Goal
Go through the material below and report how many lines contain "Hardware". Give only the number.
++++++
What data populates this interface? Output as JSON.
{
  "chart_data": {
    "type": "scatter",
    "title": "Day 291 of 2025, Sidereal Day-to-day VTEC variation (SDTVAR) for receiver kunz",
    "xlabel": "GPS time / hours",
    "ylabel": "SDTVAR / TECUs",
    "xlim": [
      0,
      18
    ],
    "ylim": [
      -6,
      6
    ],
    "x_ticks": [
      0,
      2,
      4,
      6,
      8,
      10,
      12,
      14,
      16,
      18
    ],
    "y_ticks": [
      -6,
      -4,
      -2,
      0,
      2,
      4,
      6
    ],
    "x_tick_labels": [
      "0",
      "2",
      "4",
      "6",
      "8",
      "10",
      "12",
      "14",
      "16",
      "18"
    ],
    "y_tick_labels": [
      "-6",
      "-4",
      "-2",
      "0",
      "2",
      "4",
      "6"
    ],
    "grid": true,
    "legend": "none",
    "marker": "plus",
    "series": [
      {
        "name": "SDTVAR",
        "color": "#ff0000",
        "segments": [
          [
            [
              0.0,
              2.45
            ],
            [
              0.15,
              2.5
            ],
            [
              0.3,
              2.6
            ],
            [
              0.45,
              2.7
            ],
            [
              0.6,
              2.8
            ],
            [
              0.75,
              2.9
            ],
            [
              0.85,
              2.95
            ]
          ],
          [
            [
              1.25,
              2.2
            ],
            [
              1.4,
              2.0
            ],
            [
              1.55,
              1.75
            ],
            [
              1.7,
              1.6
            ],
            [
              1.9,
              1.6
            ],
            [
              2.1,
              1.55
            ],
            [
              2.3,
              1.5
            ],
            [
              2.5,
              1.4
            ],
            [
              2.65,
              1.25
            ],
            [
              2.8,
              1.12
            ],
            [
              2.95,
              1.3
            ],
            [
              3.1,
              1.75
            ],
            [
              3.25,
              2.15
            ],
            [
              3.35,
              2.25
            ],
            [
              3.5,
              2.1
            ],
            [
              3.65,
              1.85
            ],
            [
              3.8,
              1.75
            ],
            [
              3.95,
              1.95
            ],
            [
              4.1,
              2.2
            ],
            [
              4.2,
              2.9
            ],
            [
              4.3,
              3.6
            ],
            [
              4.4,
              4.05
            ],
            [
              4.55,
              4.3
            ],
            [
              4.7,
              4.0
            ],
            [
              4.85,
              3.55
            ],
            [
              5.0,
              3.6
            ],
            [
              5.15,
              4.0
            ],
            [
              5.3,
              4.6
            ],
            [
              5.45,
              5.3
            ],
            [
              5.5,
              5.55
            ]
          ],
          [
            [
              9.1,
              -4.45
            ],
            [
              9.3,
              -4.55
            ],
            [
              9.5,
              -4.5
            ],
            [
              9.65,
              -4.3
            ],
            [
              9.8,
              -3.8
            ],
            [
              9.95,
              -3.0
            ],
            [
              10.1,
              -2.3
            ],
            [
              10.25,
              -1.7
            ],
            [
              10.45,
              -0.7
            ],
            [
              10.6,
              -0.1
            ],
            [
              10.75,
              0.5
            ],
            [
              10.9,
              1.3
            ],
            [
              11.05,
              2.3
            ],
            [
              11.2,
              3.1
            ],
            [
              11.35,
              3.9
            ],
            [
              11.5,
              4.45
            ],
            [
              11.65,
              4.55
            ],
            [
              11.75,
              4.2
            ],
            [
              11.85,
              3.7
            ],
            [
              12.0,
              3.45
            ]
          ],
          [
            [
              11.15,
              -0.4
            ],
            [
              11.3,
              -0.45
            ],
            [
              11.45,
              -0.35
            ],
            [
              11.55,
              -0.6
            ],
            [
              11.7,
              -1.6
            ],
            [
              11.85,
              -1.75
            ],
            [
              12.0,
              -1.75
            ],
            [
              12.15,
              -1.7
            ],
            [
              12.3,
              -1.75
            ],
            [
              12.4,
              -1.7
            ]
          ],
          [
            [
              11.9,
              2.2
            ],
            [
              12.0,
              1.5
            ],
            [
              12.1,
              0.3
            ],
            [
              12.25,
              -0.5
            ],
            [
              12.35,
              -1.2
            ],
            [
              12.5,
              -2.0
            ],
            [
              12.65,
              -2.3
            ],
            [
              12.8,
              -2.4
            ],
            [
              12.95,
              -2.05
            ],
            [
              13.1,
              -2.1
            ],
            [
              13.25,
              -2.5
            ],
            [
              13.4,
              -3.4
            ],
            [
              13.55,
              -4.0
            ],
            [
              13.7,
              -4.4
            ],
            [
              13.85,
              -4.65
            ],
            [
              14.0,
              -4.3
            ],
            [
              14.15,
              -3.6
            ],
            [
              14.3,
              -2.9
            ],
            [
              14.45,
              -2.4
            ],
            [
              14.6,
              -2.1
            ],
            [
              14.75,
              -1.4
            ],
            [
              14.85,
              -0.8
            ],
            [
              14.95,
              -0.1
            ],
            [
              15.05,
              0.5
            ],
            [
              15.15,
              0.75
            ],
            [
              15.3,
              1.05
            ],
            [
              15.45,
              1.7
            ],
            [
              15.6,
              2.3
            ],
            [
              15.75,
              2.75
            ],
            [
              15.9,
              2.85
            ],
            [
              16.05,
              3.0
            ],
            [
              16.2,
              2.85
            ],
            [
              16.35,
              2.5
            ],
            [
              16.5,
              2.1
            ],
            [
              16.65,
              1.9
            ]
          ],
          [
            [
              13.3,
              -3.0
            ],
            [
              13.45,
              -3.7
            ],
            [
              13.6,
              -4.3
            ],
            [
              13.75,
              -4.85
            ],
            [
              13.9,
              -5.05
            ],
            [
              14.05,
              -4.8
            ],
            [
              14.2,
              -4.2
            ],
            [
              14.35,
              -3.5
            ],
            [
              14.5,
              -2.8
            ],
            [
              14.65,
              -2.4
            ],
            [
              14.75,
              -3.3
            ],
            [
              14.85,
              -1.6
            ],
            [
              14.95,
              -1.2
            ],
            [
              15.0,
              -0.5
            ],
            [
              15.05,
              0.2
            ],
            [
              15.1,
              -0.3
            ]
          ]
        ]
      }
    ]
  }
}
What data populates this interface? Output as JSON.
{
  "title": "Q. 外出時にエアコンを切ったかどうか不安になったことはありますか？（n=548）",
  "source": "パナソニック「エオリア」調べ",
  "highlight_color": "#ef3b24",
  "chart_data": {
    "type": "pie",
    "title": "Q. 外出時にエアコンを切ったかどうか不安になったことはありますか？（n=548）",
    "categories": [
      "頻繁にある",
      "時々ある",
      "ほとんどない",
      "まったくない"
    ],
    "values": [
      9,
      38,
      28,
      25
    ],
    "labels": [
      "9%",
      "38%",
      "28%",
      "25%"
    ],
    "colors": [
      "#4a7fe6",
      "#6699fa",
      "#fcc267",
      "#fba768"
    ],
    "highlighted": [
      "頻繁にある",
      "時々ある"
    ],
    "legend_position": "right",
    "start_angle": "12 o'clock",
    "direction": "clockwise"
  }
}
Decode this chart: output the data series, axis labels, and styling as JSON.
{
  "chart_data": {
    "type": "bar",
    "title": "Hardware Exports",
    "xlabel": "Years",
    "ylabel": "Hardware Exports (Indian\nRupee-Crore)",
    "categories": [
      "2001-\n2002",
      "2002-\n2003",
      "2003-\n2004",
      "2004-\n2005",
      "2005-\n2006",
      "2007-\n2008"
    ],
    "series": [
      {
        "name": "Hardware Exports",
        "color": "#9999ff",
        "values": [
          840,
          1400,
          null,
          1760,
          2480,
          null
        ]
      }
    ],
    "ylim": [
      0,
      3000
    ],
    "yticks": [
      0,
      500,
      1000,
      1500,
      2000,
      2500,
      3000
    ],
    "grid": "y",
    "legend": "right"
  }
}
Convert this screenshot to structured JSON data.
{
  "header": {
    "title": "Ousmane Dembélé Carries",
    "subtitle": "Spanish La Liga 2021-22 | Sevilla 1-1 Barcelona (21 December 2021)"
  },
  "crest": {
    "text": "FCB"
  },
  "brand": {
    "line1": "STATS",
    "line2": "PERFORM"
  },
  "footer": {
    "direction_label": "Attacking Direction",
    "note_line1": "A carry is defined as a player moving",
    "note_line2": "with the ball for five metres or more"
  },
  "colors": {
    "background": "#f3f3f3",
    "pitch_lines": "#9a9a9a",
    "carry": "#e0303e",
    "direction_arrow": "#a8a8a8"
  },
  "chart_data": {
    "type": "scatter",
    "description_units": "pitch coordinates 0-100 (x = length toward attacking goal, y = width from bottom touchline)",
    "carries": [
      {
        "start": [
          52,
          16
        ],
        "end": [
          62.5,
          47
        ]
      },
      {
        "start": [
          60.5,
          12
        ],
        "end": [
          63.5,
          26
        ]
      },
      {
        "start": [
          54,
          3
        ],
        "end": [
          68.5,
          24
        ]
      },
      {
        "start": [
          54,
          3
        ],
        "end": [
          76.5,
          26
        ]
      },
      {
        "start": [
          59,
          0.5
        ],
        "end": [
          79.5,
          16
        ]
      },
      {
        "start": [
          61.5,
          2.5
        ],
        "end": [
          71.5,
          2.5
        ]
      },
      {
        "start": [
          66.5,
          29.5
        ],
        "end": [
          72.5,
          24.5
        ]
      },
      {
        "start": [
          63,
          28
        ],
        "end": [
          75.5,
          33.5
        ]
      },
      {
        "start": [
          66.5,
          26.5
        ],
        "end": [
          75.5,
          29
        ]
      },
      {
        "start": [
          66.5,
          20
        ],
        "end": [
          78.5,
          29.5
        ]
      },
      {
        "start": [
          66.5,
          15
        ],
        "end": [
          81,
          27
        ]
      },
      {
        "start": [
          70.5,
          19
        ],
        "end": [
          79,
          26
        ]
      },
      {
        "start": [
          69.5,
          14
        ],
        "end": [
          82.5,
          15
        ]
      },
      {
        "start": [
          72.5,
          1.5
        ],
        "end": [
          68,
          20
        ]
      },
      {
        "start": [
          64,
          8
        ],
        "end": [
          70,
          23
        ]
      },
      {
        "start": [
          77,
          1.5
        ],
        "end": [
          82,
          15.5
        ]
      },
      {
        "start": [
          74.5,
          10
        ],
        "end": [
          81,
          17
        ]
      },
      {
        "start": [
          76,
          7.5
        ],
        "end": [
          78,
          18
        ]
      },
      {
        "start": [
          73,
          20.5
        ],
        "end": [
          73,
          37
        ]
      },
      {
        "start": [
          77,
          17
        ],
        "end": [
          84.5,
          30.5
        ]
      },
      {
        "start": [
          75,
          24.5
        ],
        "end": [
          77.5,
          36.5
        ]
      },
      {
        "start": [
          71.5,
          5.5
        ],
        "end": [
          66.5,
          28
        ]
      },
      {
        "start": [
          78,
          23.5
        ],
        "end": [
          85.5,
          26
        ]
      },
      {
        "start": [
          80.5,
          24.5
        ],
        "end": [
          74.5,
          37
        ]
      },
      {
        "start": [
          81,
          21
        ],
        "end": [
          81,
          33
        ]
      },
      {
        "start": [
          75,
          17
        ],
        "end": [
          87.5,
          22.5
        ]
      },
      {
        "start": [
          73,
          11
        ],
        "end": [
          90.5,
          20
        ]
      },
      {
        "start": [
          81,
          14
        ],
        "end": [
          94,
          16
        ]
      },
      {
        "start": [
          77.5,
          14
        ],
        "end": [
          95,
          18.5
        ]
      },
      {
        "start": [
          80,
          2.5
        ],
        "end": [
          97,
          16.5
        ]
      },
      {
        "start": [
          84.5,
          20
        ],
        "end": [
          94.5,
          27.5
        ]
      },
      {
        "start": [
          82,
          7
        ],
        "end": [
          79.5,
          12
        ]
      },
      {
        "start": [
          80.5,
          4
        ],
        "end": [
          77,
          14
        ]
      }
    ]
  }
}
++++++
Problem solution
3